Segment Start: Text excerpt

Can government officials delete critical comments or block certain citizens from their social media pages without running afoul of the First Amendment?

This question has been presented in multiple lawsuits reaching  federal appellate courts and one reaching the Supreme Court in 2024.

Citizens who have been blocked or had their comments deleted argue that the government officials are attempting to shut down or silence their opposing viewpoints in conflict with free speech rights. This, they say, amounts to government engaging in viewpoint discrimination in a public forum, which is prohibited under the First Amendment.

Government has the right to engage in its own expression and to control its message under the government speech doctrine, a doctrinal principle in First Amendment law  that recognizes that government has the ability to be an active participant in the marketplace of ideas. Government officials also have a right to engage in their own expression.

But once a government agency or official creates a forum that allows people to comment and criticize, the agency or officials may run into First Amendment hurdles if either tries to censor those expressions.

Segment End: Text excerpt

▶ Your tasks:
- A) In the excerpt on officials blocking critics on social media, which First Amendment legal terms are used to frame the two sides' positions?
- B) Can you sum up the excerpt on officials blocking critics on social media in two sentences?
- C) Answer these questions from the excerpt on officials blocking critics on social media:
(i) In what year did one of the lawsuits reach the Supreme Court?
(ii) What do blocked citizens say the government is engaging in?
(iii) What does the government speech doctrine recognize about government?

Segment Start: Source data

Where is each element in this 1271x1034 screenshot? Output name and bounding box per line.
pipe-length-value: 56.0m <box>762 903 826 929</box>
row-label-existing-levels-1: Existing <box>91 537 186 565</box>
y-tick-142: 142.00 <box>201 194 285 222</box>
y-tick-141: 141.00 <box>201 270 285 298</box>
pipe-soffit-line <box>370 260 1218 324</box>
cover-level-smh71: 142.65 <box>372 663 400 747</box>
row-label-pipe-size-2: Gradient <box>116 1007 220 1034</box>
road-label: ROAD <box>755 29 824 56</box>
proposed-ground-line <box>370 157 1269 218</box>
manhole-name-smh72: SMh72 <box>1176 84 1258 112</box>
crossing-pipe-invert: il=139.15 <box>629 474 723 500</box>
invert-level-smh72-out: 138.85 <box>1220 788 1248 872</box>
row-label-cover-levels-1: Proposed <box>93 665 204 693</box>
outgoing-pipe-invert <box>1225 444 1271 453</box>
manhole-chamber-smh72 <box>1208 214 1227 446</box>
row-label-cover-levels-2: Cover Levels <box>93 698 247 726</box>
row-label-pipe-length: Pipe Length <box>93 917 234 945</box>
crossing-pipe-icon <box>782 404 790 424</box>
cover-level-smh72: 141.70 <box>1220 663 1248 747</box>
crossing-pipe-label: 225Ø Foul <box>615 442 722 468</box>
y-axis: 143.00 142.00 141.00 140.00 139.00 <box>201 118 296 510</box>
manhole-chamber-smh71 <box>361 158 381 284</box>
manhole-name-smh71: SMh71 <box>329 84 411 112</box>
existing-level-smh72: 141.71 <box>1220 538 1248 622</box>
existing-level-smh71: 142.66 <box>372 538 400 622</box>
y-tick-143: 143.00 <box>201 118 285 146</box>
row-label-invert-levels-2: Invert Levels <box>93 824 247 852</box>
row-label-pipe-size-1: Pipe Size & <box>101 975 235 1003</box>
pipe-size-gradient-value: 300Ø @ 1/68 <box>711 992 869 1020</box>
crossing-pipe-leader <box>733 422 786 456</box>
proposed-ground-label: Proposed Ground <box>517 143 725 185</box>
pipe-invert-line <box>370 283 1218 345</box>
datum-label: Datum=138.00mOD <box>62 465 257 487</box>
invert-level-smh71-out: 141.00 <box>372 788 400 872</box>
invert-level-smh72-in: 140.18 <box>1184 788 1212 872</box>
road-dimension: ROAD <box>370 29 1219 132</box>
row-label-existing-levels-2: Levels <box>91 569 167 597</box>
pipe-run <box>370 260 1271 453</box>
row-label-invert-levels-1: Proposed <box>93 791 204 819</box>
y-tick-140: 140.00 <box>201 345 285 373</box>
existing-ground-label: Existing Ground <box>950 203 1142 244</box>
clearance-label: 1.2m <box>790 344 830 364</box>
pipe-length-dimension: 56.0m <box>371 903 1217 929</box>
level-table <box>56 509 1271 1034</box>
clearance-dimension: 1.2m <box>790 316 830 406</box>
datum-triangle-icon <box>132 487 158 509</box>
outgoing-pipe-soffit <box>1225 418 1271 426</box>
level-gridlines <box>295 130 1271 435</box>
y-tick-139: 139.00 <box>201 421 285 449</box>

Segment End: Source data

▶ Your written answers:
- A)
- Free speech rights
- Viewpoint discrimination
- Public forum
- Government speech doctrine

- B) Lawsuits reaching federal appellate courts and the Supreme Court have asked whether government officials may delete critical comments or block citizens on social media, which blocked citizens call viewpoint discrimination in a public forum. Government and its officials may engage in their own expression under the government speech doctrine, but once they create a forum for comment and criticism, censoring those expressions may raise First Amendment problems.

- C)
(i) 2024
(ii) Viewpoint discrimination in a public forum
(iii) That government can be an active participant in the marketplace of ideas